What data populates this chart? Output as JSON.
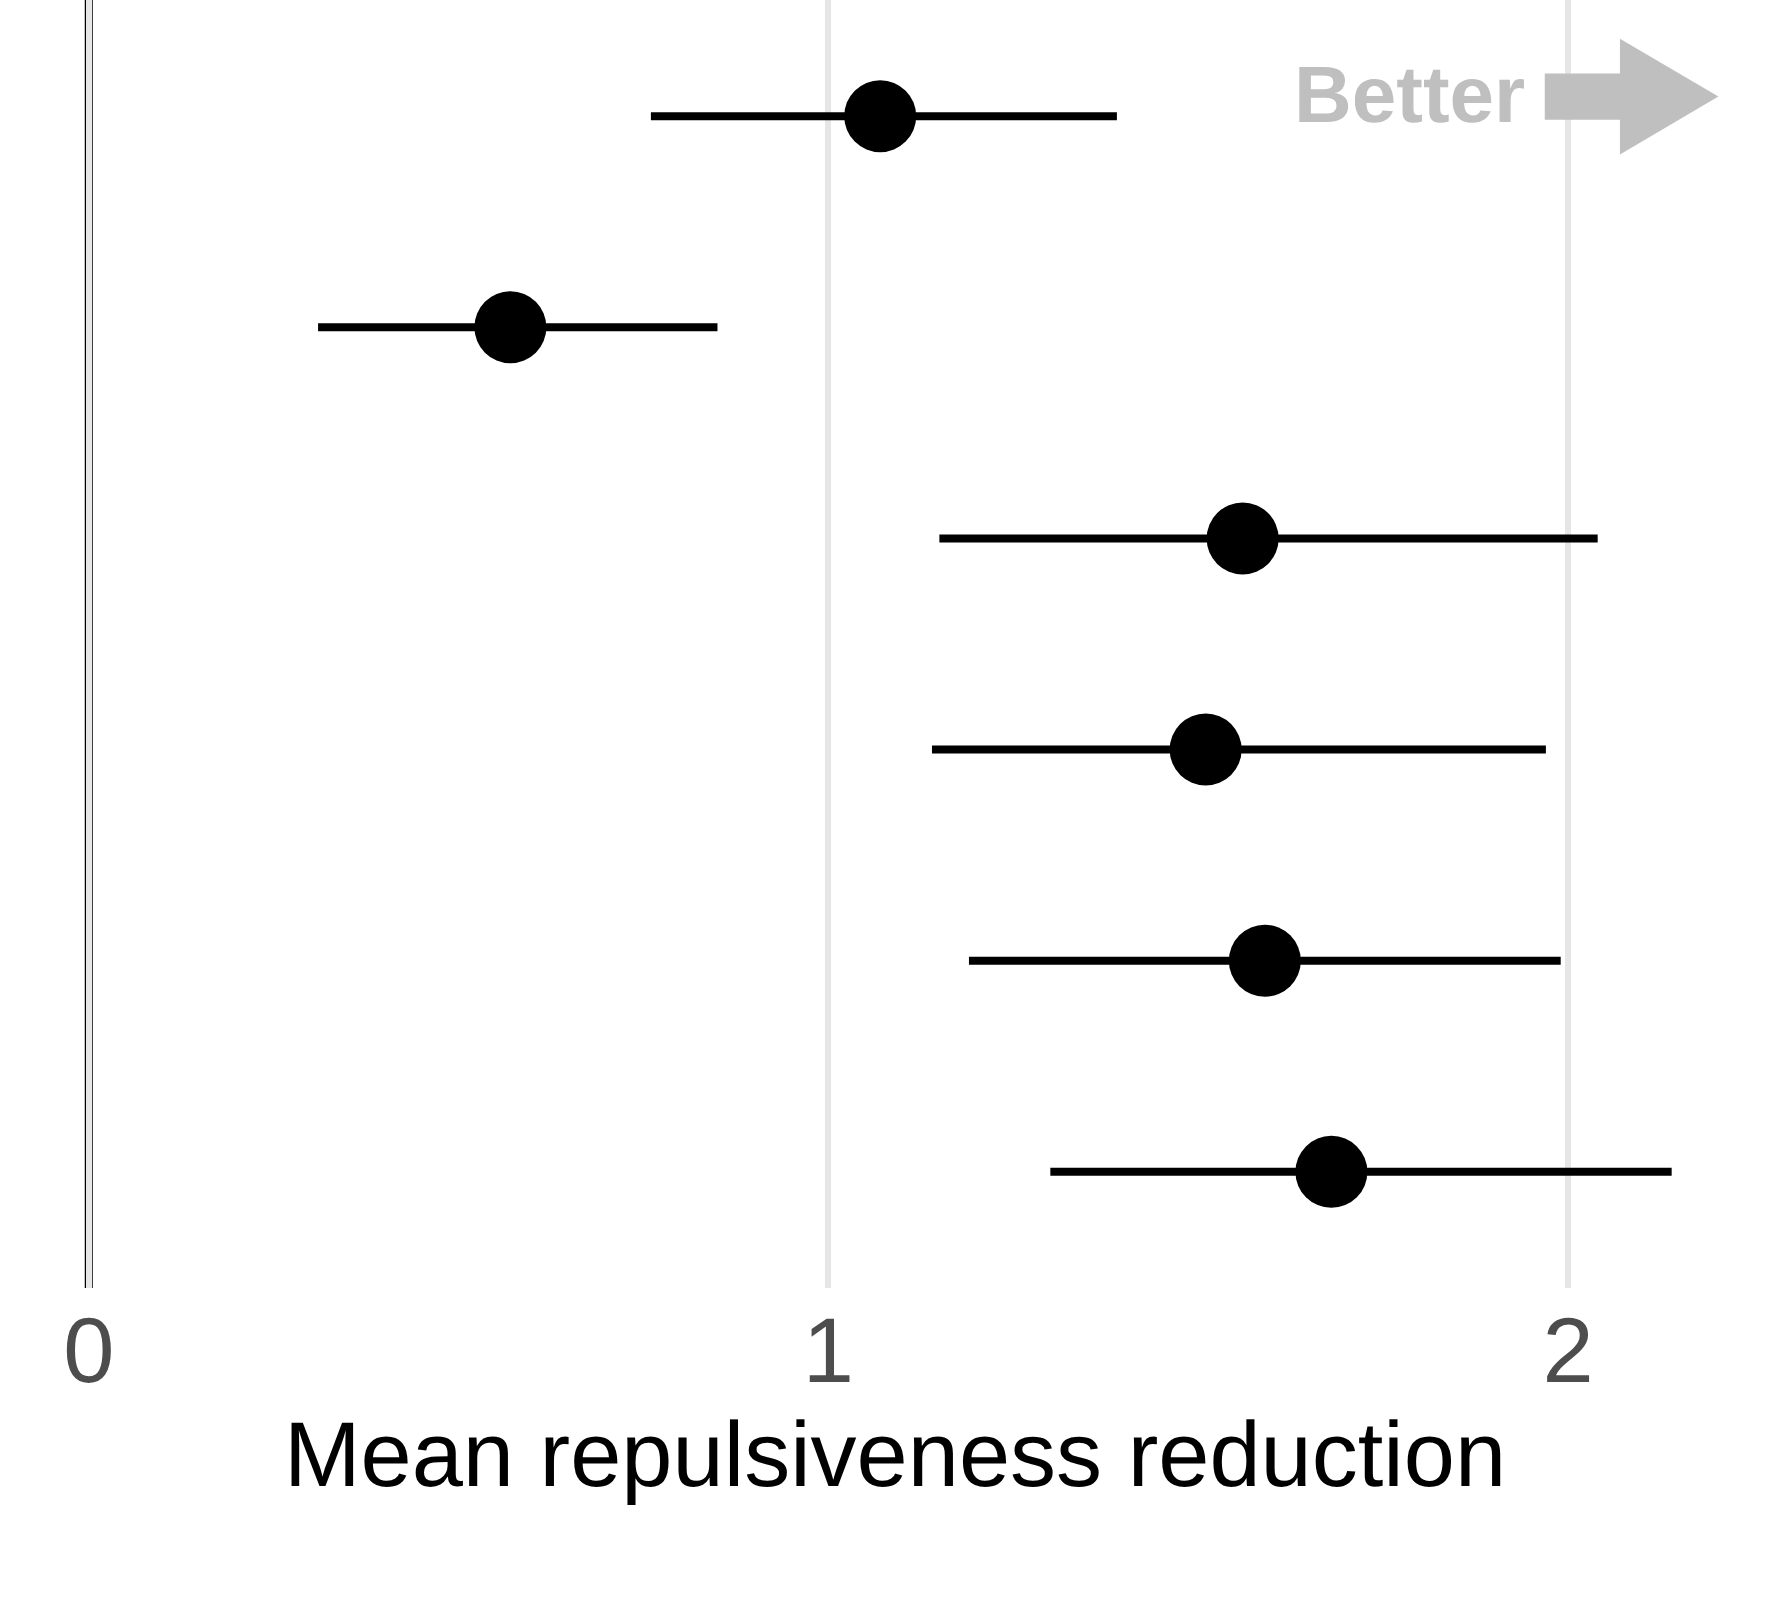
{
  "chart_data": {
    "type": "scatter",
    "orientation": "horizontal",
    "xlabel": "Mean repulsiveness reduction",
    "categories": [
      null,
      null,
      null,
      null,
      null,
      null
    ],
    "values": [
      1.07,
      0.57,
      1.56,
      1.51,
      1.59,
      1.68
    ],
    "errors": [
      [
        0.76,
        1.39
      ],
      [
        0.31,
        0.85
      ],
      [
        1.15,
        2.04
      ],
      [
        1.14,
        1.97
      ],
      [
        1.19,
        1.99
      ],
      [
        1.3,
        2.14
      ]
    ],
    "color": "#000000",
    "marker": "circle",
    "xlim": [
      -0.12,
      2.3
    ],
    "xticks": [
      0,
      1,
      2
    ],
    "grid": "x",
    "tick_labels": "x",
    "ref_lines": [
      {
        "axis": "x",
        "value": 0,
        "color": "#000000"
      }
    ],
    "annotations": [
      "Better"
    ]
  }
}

#### TASK STATEMENT:
Repeat the material above verbatim. Leave the pictures behind.

#### EXERCISE ANSWER:
What data populates this chart? Output as JSON.
{
  "chart_data": {
    "type": "scatter",
    "orientation": "horizontal",
    "xlabel": "Mean repulsiveness reduction",
    "categories": [
      null,
      null,
      null,
      null,
      null,
      null
    ],
    "values": [
      1.07,
      0.57,
      1.56,
      1.51,
      1.59,
      1.68
    ],
    "errors": [
      [
        0.76,
        1.39
      ],
      [
        0.31,
        0.85
      ],
      [
        1.15,
        2.04
      ],
      [
        1.14,
        1.97
      ],
      [
        1.19,
        1.99
      ],
      [
        1.3,
        2.14
      ]
    ],
    "color": "#000000",
    "marker": "circle",
    "xlim": [
      -0.12,
      2.3
    ],
    "xticks": [
      0,
      1,
      2
    ],
    "grid": "x",
    "tick_labels": "x",
    "ref_lines": [
      {
        "axis": "x",
        "value": 0,
        "color": "#000000"
      }
    ],
    "annotations": [
      "Better"
    ]
  }
}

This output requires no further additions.